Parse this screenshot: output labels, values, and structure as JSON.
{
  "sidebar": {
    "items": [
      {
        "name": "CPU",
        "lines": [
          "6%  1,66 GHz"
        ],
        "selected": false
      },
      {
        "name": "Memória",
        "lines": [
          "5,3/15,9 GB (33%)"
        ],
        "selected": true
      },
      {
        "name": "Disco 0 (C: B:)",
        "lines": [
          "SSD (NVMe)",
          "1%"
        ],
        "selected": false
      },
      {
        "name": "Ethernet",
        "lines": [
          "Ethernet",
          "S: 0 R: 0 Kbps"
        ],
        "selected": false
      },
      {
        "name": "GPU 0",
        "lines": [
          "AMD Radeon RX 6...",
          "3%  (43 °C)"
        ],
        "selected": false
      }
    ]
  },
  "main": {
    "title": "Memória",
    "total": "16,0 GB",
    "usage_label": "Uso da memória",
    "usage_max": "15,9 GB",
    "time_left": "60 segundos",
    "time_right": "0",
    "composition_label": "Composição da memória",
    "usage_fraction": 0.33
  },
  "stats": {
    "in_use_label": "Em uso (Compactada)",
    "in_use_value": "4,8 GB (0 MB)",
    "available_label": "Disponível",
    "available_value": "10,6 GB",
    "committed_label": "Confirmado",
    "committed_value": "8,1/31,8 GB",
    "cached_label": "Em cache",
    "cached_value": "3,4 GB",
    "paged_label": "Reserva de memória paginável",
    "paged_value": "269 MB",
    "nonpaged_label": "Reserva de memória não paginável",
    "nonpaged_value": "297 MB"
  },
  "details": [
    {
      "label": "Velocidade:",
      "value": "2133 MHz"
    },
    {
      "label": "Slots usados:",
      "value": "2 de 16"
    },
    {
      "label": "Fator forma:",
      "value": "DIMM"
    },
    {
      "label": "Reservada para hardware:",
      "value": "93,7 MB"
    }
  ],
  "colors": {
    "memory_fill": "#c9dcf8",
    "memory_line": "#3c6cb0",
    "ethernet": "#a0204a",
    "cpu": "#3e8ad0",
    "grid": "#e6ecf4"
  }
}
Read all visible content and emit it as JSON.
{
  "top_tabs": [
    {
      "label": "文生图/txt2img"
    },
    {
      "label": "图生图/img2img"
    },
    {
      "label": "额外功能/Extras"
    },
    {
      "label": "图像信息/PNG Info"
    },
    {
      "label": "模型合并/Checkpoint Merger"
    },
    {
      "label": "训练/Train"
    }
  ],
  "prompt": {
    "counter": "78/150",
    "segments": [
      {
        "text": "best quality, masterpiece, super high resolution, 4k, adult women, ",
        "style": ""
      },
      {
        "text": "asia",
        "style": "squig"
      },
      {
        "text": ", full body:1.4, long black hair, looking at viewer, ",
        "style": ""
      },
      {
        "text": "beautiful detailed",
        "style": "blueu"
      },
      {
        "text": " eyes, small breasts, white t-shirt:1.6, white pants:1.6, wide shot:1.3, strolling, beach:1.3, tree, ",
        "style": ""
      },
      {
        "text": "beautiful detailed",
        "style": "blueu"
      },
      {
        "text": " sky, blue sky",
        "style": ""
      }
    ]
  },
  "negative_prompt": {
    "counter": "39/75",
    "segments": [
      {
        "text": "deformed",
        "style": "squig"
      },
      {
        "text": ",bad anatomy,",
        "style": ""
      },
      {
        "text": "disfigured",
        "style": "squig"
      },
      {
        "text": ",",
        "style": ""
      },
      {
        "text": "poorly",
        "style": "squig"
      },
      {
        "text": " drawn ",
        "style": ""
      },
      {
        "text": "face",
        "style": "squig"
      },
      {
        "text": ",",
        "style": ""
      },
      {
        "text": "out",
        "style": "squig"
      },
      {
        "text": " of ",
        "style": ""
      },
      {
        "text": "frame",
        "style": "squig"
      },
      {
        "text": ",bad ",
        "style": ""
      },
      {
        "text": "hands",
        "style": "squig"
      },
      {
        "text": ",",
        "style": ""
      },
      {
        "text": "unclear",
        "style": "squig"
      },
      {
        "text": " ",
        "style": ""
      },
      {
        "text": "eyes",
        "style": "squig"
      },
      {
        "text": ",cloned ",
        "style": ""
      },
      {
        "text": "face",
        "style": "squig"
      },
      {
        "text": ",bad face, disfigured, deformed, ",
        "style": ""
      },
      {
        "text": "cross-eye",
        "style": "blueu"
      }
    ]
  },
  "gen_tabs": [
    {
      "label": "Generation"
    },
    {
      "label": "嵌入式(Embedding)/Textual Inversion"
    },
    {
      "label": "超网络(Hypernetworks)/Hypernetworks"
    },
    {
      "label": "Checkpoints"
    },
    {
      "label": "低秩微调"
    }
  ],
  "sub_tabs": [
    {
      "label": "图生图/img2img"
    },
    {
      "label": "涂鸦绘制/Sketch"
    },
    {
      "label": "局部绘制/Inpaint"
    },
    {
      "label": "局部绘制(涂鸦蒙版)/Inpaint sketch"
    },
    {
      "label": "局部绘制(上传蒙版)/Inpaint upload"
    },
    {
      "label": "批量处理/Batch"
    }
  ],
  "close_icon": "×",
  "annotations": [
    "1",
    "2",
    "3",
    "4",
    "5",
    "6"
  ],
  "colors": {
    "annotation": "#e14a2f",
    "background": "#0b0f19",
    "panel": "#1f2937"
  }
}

------------------------------------------------------------

▶ _CHALLENGE_: Your task is to extract all of the records exactly.

▶ _EXERCISE OUTPUT_:
Parse this screenshot: output labels, values, and structure as JSON.
{
  "sidebar": {
    "items": [
      {
        "name": "CPU",
        "lines": [
          "6%  1,66 GHz"
        ],
        "selected": false
      },
      {
        "name": "Memória",
        "lines": [
          "5,3/15,9 GB (33%)"
        ],
        "selected": true
      },
      {
        "name": "Disco 0 (C: B:)",
        "lines": [
          "SSD (NVMe)",
          "1%"
        ],
        "selected": false
      },
      {
        "name": "Ethernet",
        "lines": [
          "Ethernet",
          "S: 0 R: 0 Kbps"
        ],
        "selected": false
      },
      {
        "name": "GPU 0",
        "lines": [
          "AMD Radeon RX 6...",
          "3%  (43 °C)"
        ],
        "selected": false
      }
    ]
  },
  "main": {
    "title": "Memória",
    "total": "16,0 GB",
    "usage_label": "Uso da memória",
    "usage_max": "15,9 GB",
    "time_left": "60 segundos",
    "time_right": "0",
    "composition_label": "Composição da memória",
    "usage_fraction": 0.33
  },
  "stats": {
    "in_use_label": "Em uso (Compactada)",
    "in_use_value": "4,8 GB (0 MB)",
    "available_label": "Disponível",
    "available_value": "10,6 GB",
    "committed_label": "Confirmado",
    "committed_value": "8,1/31,8 GB",
    "cached_label": "Em cache",
    "cached_value": "3,4 GB",
    "paged_label": "Reserva de memória paginável",
    "paged_value": "269 MB",
    "nonpaged_label": "Reserva de memória não paginável",
    "nonpaged_value": "297 MB"
  },
  "details": [
    {
      "label": "Velocidade:",
      "value": "2133 MHz"
    },
    {
      "label": "Slots usados:",
      "value": "2 de 16"
    },
    {
      "label": "Fator forma:",
      "value": "DIMM"
    },
    {
      "label": "Reservada para hardware:",
      "value": "93,7 MB"
    }
  ],
  "colors": {
    "memory_fill": "#c9dcf8",
    "memory_line": "#3c6cb0",
    "ethernet": "#a0204a",
    "cpu": "#3e8ad0",
    "grid": "#e6ecf4"
  }
}
Read all visible content and emit it as JSON.
{
  "top_tabs": [
    {
      "label": "文生图/txt2img"
    },
    {
      "label": "图生图/img2img"
    },
    {
      "label": "额外功能/Extras"
    },
    {
      "label": "图像信息/PNG Info"
    },
    {
      "label": "模型合并/Checkpoint Merger"
    },
    {
      "label": "训练/Train"
    }
  ],
  "prompt": {
    "counter": "78/150",
    "segments": [
      {
        "text": "best quality, masterpiece, super high resolution, 4k, adult women, ",
        "style": ""
      },
      {
        "text": "asia",
        "style": "squig"
      },
      {
        "text": ", full body:1.4, long black hair, looking at viewer, ",
        "style": ""
      },
      {
        "text": "beautiful detailed",
        "style": "blueu"
      },
      {
        "text": " eyes, small breasts, white t-shirt:1.6, white pants:1.6, wide shot:1.3, strolling, beach:1.3, tree, ",
        "style": ""
      },
      {
        "text": "beautiful detailed",
        "style": "blueu"
      },
      {
        "text": " sky, blue sky",
        "style": ""
      }
    ]
  },
  "negative_prompt": {
    "counter": "39/75",
    "segments": [
      {
        "text": "deformed",
        "style": "squig"
      },
      {
        "text": ",bad anatomy,",
        "style": ""
      },
      {
        "text": "disfigured",
        "style": "squig"
      },
      {
        "text": ",",
        "style": ""
      },
      {
        "text": "poorly",
        "style": "squig"
      },
      {
        "text": " drawn ",
        "style": ""
      },
      {
        "text": "face",
        "style": "squig"
      },
      {
        "text": ",",
        "style": ""
      },
      {
        "text": "out",
        "style": "squig"
      },
      {
        "text": " of ",
        "style": ""
      },
      {
        "text": "frame",
        "style": "squig"
      },
      {
        "text": ",bad ",
        "style": ""
      },
      {
        "text": "hands",
        "style": "squig"
      },
      {
        "text": ",",
        "style": ""
      },
      {
        "text": "unclear",
        "style": "squig"
      },
      {
        "text": " ",
        "style": ""
      },
      {
        "text": "eyes",
        "style": "squig"
      },
      {
        "text": ",cloned ",
        "style": ""
      },
      {
        "text": "face",
        "style": "squig"
      },
      {
        "text": ",bad face, disfigured, deformed, ",
        "style": ""
      },
      {
        "text": "cross-eye",
        "style": "blueu"
      }
    ]
  },
  "gen_tabs": [
    {
      "label": "Generation"
    },
    {
      "label": "嵌入式(Embedding)/Textual Inversion"
    },
    {
      "label": "超网络(Hypernetworks)/Hypernetworks"
    },
    {
      "label": "Checkpoints"
    },
    {
      "label": "低秩微调"
    }
  ],
  "sub_tabs": [
    {
      "label": "图生图/img2img"
    },
    {
      "label": "涂鸦绘制/Sketch"
    },
    {
      "label": "局部绘制/Inpaint"
    },
    {
      "label": "局部绘制(涂鸦蒙版)/Inpaint sketch"
    },
    {
      "label": "局部绘制(上传蒙版)/Inpaint upload"
    },
    {
      "label": "批量处理/Batch"
    }
  ],
  "close_icon": "×",
  "annotations": [
    "1",
    "2",
    "3",
    "4",
    "5",
    "6"
  ],
  "colors": {
    "annotation": "#e14a2f",
    "background": "#0b0f19",
    "panel": "#1f2937"
  }
}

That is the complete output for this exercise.